%%

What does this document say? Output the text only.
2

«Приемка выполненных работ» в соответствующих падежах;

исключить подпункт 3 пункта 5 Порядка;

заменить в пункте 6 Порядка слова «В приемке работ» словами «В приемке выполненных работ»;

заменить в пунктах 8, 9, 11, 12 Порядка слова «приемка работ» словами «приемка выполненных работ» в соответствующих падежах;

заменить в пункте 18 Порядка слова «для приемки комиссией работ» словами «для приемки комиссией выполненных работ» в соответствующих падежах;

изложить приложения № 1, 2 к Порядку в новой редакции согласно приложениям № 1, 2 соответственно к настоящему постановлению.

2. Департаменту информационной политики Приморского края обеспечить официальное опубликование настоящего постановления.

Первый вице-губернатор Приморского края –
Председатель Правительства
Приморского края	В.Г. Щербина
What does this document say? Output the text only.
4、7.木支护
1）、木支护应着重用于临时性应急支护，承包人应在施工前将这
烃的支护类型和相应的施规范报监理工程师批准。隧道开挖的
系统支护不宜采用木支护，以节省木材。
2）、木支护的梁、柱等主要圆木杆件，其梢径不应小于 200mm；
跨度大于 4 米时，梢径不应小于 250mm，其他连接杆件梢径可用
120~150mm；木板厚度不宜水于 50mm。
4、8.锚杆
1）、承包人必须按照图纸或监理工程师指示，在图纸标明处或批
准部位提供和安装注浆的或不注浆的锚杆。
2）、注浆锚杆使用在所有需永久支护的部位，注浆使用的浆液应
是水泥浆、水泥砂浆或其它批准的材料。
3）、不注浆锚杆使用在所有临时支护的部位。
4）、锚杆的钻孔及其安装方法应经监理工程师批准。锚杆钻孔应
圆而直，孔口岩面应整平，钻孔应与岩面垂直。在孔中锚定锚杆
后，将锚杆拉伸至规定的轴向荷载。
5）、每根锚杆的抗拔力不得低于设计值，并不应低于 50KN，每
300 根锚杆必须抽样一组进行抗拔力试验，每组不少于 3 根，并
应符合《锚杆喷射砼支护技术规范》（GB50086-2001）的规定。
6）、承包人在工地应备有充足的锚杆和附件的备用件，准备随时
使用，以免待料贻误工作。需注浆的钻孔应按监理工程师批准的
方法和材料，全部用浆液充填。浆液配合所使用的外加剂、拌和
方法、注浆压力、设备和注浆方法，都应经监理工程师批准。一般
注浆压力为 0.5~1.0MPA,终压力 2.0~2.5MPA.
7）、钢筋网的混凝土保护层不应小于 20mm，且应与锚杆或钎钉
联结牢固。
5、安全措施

%%

Directions for this task: Without changing a word, restate the whole listing.

Written response:
What does this document say? Output the text only.
2

«Приемка выполненных работ» в соответствующих падежах;

исключить подпункт 3 пункта 5 Порядка;

заменить в пункте 6 Порядка слова «В приемке работ» словами «В приемке выполненных работ»;

заменить в пунктах 8, 9, 11, 12 Порядка слова «приемка работ» словами «приемка выполненных работ» в соответствующих падежах;

заменить в пункте 18 Порядка слова «для приемки комиссией работ» словами «для приемки комиссией выполненных работ» в соответствующих падежах;

изложить приложения № 1, 2 к Порядку в новой редакции согласно приложениям № 1, 2 соответственно к настоящему постановлению.

2. Департаменту информационной политики Приморского края обеспечить официальное опубликование настоящего постановления.

Первый вице-губернатор Приморского края –
Председатель Правительства
Приморского края	В.Г. Щербина
What does this document say? Output the text only.
4、7.木支护
1）、木支护应着重用于临时性应急支护，承包人应在施工前将这
烃的支护类型和相应的施规范报监理工程师批准。隧道开挖的
系统支护不宜采用木支护，以节省木材。
2）、木支护的梁、柱等主要圆木杆件，其梢径不应小于 200mm；
跨度大于 4 米时，梢径不应小于 250mm，其他连接杆件梢径可用
120~150mm；木板厚度不宜水于 50mm。
4、8.锚杆
1）、承包人必须按照图纸或监理工程师指示，在图纸标明处或批
准部位提供和安装注浆的或不注浆的锚杆。
2）、注浆锚杆使用在所有需永久支护的部位，注浆使用的浆液应
是水泥浆、水泥砂浆或其它批准的材料。
3）、不注浆锚杆使用在所有临时支护的部位。
4）、锚杆的钻孔及其安装方法应经监理工程师批准。锚杆钻孔应
圆而直，孔口岩面应整平，钻孔应与岩面垂直。在孔中锚定锚杆
后，将锚杆拉伸至规定的轴向荷载。
5）、每根锚杆的抗拔力不得低于设计值，并不应低于 50KN，每
300 根锚杆必须抽样一组进行抗拔力试验，每组不少于 3 根，并
应符合《锚杆喷射砼支护技术规范》（GB50086-2001）的规定。
6）、承包人在工地应备有充足的锚杆和附件的备用件，准备随时
使用，以免待料贻误工作。需注浆的钻孔应按监理工程师批准的
方法和材料，全部用浆液充填。浆液配合所使用的外加剂、拌和
方法、注浆压力、设备和注浆方法，都应经监理工程师批准。一般
注浆压力为 0.5~1.0MPA,终压力 2.0~2.5MPA.
7）、钢筋网的混凝土保护层不应小于 20mm，且应与锚杆或钎钉
联结牢固。
5、安全措施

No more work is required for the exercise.